● 対象テキスト

2020.07.26 @TSUTAYA O-WEST

Writer 宮﨑 大樹 Photo by Mana Hirai

この日、新時代で行うライヴの"ひとつの形"を見たのかもしれない。

"ファンと一体になってライヴを作り上げるアイドル"というと、個人的に真っ先に名前が思い浮かぶのが、ラウドロック・アイドル DESURABBITSだ。

オリジナル・メンバーのまま今年11月で結成から丸7年を迎えるDESURABBITS。文字通りに子供だったEMI、YUZU、KARINは、今や大人っぽい表情を感じさせることが多くなった。そんな女性メンバー3人(+DJ兼スクリーマーのBUCHO)と、彼女たちの成長過程を共に過ごしてきたデスラビ軍(※ファンの呼称)との関係は、ただの"アイドルとファン"というよりも、"仲間"や"家族"という言葉がピッタリだ。絆を持った両者が、時に会話をするように、時にじゃれ合うようにして、ひとつのエンターテイメントに昇華したライヴがDESURABBITSの魅力と言える。

● 演習データ
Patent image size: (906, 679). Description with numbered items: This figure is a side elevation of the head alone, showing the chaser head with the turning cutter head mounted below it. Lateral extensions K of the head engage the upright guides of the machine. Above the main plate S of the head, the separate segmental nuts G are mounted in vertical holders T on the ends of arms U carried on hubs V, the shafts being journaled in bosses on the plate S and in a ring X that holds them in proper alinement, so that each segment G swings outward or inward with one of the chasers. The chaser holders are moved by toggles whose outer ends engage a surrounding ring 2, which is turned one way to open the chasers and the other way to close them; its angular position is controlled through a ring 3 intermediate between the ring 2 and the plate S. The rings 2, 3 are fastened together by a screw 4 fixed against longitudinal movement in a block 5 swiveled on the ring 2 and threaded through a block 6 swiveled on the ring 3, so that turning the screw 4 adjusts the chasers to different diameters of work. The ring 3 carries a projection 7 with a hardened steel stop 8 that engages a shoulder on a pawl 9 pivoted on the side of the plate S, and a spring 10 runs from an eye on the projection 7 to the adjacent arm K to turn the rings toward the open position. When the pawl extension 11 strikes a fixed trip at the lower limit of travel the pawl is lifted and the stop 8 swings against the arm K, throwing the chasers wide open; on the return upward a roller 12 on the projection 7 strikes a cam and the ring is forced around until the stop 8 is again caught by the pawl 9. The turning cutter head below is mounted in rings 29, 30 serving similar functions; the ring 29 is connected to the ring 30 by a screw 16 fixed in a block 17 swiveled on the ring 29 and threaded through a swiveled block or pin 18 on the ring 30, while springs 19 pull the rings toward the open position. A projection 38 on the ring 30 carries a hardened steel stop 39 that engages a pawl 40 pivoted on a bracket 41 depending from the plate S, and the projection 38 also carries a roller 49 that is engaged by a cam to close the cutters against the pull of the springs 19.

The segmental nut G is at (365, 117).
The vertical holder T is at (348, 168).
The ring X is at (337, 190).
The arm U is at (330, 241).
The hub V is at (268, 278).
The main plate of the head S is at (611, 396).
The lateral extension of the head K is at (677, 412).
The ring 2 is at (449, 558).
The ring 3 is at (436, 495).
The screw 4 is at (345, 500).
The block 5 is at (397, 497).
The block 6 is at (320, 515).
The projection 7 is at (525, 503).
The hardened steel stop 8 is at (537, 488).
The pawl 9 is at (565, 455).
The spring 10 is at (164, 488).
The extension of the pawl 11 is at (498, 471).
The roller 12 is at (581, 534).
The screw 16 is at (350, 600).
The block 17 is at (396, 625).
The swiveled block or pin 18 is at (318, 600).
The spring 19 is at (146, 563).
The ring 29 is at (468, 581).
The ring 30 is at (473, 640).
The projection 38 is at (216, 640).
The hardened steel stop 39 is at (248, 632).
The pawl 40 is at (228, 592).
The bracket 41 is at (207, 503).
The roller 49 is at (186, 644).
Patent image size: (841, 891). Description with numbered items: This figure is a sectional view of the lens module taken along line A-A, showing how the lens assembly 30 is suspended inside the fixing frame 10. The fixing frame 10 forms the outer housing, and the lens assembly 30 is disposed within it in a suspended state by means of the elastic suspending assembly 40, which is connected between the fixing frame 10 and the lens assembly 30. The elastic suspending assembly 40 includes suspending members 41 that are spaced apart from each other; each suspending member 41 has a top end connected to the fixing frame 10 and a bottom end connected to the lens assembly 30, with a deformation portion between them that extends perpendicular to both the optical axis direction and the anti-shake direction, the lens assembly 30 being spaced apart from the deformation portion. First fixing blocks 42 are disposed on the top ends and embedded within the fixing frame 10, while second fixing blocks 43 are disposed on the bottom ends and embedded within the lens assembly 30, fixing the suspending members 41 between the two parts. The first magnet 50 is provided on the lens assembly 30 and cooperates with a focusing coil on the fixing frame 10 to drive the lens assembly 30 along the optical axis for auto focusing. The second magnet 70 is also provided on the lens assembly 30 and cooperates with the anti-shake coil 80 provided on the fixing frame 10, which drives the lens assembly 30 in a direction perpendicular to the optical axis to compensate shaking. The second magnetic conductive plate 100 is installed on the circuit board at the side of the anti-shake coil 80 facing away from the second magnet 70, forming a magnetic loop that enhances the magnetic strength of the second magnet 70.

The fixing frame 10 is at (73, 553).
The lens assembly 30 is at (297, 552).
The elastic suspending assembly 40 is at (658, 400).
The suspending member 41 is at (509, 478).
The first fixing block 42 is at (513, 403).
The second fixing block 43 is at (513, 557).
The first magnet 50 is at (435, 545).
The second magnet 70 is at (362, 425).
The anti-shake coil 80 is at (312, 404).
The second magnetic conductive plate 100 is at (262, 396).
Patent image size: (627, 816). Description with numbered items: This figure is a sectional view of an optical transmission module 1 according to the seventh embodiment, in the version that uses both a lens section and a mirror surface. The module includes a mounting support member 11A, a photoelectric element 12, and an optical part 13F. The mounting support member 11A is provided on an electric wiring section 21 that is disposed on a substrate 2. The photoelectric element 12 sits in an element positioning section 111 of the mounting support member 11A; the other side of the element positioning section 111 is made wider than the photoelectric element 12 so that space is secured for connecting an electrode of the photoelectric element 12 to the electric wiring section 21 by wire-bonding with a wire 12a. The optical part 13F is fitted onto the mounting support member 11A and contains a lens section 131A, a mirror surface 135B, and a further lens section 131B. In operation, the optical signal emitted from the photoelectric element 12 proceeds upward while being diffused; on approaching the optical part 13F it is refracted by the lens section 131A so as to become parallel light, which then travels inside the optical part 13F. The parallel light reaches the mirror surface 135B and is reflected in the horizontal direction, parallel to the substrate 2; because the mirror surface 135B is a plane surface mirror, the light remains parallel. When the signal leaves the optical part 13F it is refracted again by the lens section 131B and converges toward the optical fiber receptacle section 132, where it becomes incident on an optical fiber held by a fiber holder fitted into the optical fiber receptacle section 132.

● 課題
(a) DESURABBITSのライヴについての文章を、一字も変えずに全文書き出してください。
(b) 記録のうち、「Patent image size: (841, 891).」を含む行で始まり「The first fixing block 42 is at (513, 403).」を含む行で終わる部分（両端の行を含む）だけを、1行につき1つの文字列としてJSONリストに入れてください。空行は除外します。

● 解答
(a)
2020.07.26 @TSUTAYA O-WEST

Writer 宮﨑 大樹 Photo by Mana Hirai

この日、新時代で行うライヴの"ひとつの形"を見たのかもしれない。

"ファンと一体になってライヴを作り上げるアイドル"というと、個人的に真っ先に名前が思い浮かぶのが、ラウドロック・アイドル DESURABBITSだ。

オリジナル・メンバーのまま今年11月で結成から丸7年を迎えるDESURABBITS。文字通りに子供だったEMI、YUZU、KARINは、今や大人っぽい表情を感じさせることが多くなった。そんな女性メンバー3人(+DJ兼スクリーマーのBUCHO)と、彼女たちの成長過程を共に過ごしてきたデスラビ軍(※ファンの呼称)との関係は、ただの"アイドルとファン"というよりも、"仲間"や"家族"という言葉がピッタリだ。絆を持った両者が、時に会話をするように、時にじゃれ合うようにして、ひとつのエンターテイメントに昇華したライヴがDESURABBITSの魅力と言える。

(b)
[
  "Patent image size: (841, 891). Description with numbered items: This figure is a sectional view of the lens module taken along line A-A, showing how the lens assembly 30 is suspended inside the fixing frame 10. The fixing frame 10 forms the outer housing, and the lens assembly 30 is disposed within it in a suspended state by means of the elastic suspending assembly 40, which is connected between the fixing frame 10 and the lens assembly 30. The elastic suspending assembly 40 includes suspending members 41 that are spaced apart from each other; each suspending member 41 has a top end connected to the fixing frame 10 and a bottom end connected to the lens assembly 30, with a deformation portion between them that extends perpendicular to both the optical axis direction and the anti-shake direction, the lens assembly 30 being spaced apart from the deformation portion. First fixing blocks 42 are disposed on the top ends and embedded within the fixing frame 10, while second fixing blocks 43 are disposed on the bottom ends and embedded within the lens assembly 30, fixing the suspending members 41 between the two parts. The first magnet 50 is provided on the lens assembly 30 and cooperates with a focusing coil on the fixing frame 10 to drive the lens assembly 30 along the optical axis for auto focusing. The second magnet 70 is also provided on the lens assembly 30 and cooperates with the anti-shake coil 80 provided on the fixing frame 10, which drives the lens assembly 30 in a direction perpendicular to the optical axis to compensate shaking. The second magnetic conductive plate 100 is installed on the circuit board at the side of the anti-shake coil 80 facing away from the second magnet 70, forming a magnetic loop that enhances the magnetic strength of the second magnet 70.",
  "The fixing frame 10 is at (73, 553).",
  "The lens assembly 30 is at (297, 552).",
  "The elastic suspending assembly 40 is at (658, 400).",
  "The suspending member 41 is at (509, 478).",
  "The first fixing block 42 is at (513, 403)."
]